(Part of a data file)
════════════════

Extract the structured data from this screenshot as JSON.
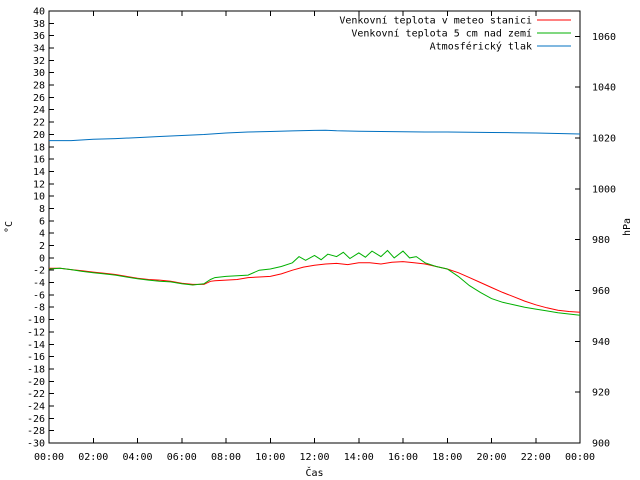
{
  "chart_data": {
    "type": "line",
    "x_categories": [
      "00:00",
      "02:00",
      "04:00",
      "06:00",
      "08:00",
      "10:00",
      "12:00",
      "14:00",
      "16:00",
      "18:00",
      "20:00",
      "22:00",
      "00:00"
    ],
    "x_range": [
      0,
      24
    ],
    "x_label": "Čas",
    "y_left": {
      "label": "°C",
      "range": [
        -30,
        40
      ],
      "step": 2
    },
    "y_right": {
      "label": "hPa",
      "range": [
        900,
        1070
      ],
      "ticks": [
        900,
        920,
        940,
        960,
        980,
        1000,
        1020,
        1040,
        1060
      ]
    },
    "grid": false,
    "legend_position": "top-right",
    "series": [
      {
        "name": "Venkovní teplota v meteo stanici",
        "color": "#ff0000",
        "axis": "left",
        "points": [
          [
            0,
            -1.7
          ],
          [
            0.5,
            -1.7
          ],
          [
            1,
            -1.9
          ],
          [
            1.5,
            -2.1
          ],
          [
            2,
            -2.3
          ],
          [
            2.5,
            -2.5
          ],
          [
            3,
            -2.7
          ],
          [
            3.5,
            -3.0
          ],
          [
            4,
            -3.3
          ],
          [
            4.5,
            -3.5
          ],
          [
            5,
            -3.6
          ],
          [
            5.5,
            -3.8
          ],
          [
            6,
            -4.1
          ],
          [
            6.5,
            -4.3
          ],
          [
            7,
            -4.3
          ],
          [
            7.3,
            -3.8
          ],
          [
            7.5,
            -3.7
          ],
          [
            8,
            -3.6
          ],
          [
            8.5,
            -3.5
          ],
          [
            9,
            -3.2
          ],
          [
            9.5,
            -3.1
          ],
          [
            10,
            -3.0
          ],
          [
            10.5,
            -2.6
          ],
          [
            11,
            -2.0
          ],
          [
            11.5,
            -1.5
          ],
          [
            12,
            -1.2
          ],
          [
            12.5,
            -1.0
          ],
          [
            13,
            -0.9
          ],
          [
            13.5,
            -1.1
          ],
          [
            14,
            -0.8
          ],
          [
            14.5,
            -0.8
          ],
          [
            15,
            -1.0
          ],
          [
            15.5,
            -0.7
          ],
          [
            16,
            -0.6
          ],
          [
            16.5,
            -0.8
          ],
          [
            17,
            -1.0
          ],
          [
            17.5,
            -1.4
          ],
          [
            18,
            -1.8
          ],
          [
            18.5,
            -2.4
          ],
          [
            19,
            -3.2
          ],
          [
            19.5,
            -4.0
          ],
          [
            20,
            -4.8
          ],
          [
            20.5,
            -5.6
          ],
          [
            21,
            -6.3
          ],
          [
            21.5,
            -7.0
          ],
          [
            22,
            -7.6
          ],
          [
            22.5,
            -8.1
          ],
          [
            23,
            -8.5
          ],
          [
            23.5,
            -8.7
          ],
          [
            24,
            -8.8
          ]
        ]
      },
      {
        "name": "Venkovní teplota 5 cm nad zemí",
        "color": "#00b000",
        "axis": "left",
        "points": [
          [
            0,
            -1.8
          ],
          [
            0.5,
            -1.7
          ],
          [
            1,
            -1.9
          ],
          [
            1.5,
            -2.2
          ],
          [
            2,
            -2.4
          ],
          [
            2.5,
            -2.6
          ],
          [
            3,
            -2.8
          ],
          [
            3.5,
            -3.1
          ],
          [
            4,
            -3.4
          ],
          [
            4.5,
            -3.6
          ],
          [
            5,
            -3.8
          ],
          [
            5.5,
            -3.9
          ],
          [
            6,
            -4.2
          ],
          [
            6.5,
            -4.4
          ],
          [
            7,
            -4.2
          ],
          [
            7.3,
            -3.5
          ],
          [
            7.5,
            -3.2
          ],
          [
            8,
            -3.0
          ],
          [
            8.5,
            -2.9
          ],
          [
            9,
            -2.8
          ],
          [
            9.5,
            -2.0
          ],
          [
            10,
            -1.8
          ],
          [
            10.5,
            -1.4
          ],
          [
            11,
            -0.8
          ],
          [
            11.3,
            0.2
          ],
          [
            11.6,
            -0.4
          ],
          [
            12,
            0.4
          ],
          [
            12.3,
            -0.3
          ],
          [
            12.6,
            0.6
          ],
          [
            13,
            0.2
          ],
          [
            13.3,
            0.9
          ],
          [
            13.6,
            -0.1
          ],
          [
            14,
            0.8
          ],
          [
            14.3,
            0.1
          ],
          [
            14.6,
            1.1
          ],
          [
            15,
            0.2
          ],
          [
            15.3,
            1.2
          ],
          [
            15.6,
            0.0
          ],
          [
            16,
            1.1
          ],
          [
            16.3,
            0.0
          ],
          [
            16.6,
            0.2
          ],
          [
            17,
            -0.8
          ],
          [
            17.5,
            -1.4
          ],
          [
            18,
            -1.8
          ],
          [
            18.5,
            -3.0
          ],
          [
            19,
            -4.5
          ],
          [
            19.5,
            -5.6
          ],
          [
            20,
            -6.6
          ],
          [
            20.5,
            -7.2
          ],
          [
            21,
            -7.6
          ],
          [
            21.5,
            -8.0
          ],
          [
            22,
            -8.3
          ],
          [
            22.5,
            -8.6
          ],
          [
            23,
            -8.9
          ],
          [
            23.5,
            -9.1
          ],
          [
            24,
            -9.3
          ]
        ]
      },
      {
        "name": "Atmosférický tlak",
        "color": "#0070c0",
        "axis": "right",
        "points": [
          [
            0,
            1019
          ],
          [
            1,
            1019
          ],
          [
            2,
            1019.5
          ],
          [
            3,
            1019.8
          ],
          [
            4,
            1020.2
          ],
          [
            5,
            1020.6
          ],
          [
            6,
            1021
          ],
          [
            7,
            1021.4
          ],
          [
            8,
            1022
          ],
          [
            9,
            1022.4
          ],
          [
            10,
            1022.6
          ],
          [
            11,
            1022.8
          ],
          [
            12,
            1023
          ],
          [
            12.5,
            1023.1
          ],
          [
            13,
            1022.9
          ],
          [
            14,
            1022.7
          ],
          [
            15,
            1022.6
          ],
          [
            16,
            1022.5
          ],
          [
            17,
            1022.4
          ],
          [
            18,
            1022.4
          ],
          [
            19,
            1022.3
          ],
          [
            20,
            1022.2
          ],
          [
            21,
            1022.1
          ],
          [
            22,
            1022
          ],
          [
            23,
            1021.8
          ],
          [
            24,
            1021.6
          ]
        ]
      }
    ]
  }
}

════════════════

INSTRUCTIONS TO FOLLOW
Look through the entries and find each line that has the string "teplota". Copy those lines.

RESPONSE FOR THIS EXERCISE
        "name": "Venkovní teplota v meteo stanici",
        "name": "Venkovní teplota 5 cm nad zemí",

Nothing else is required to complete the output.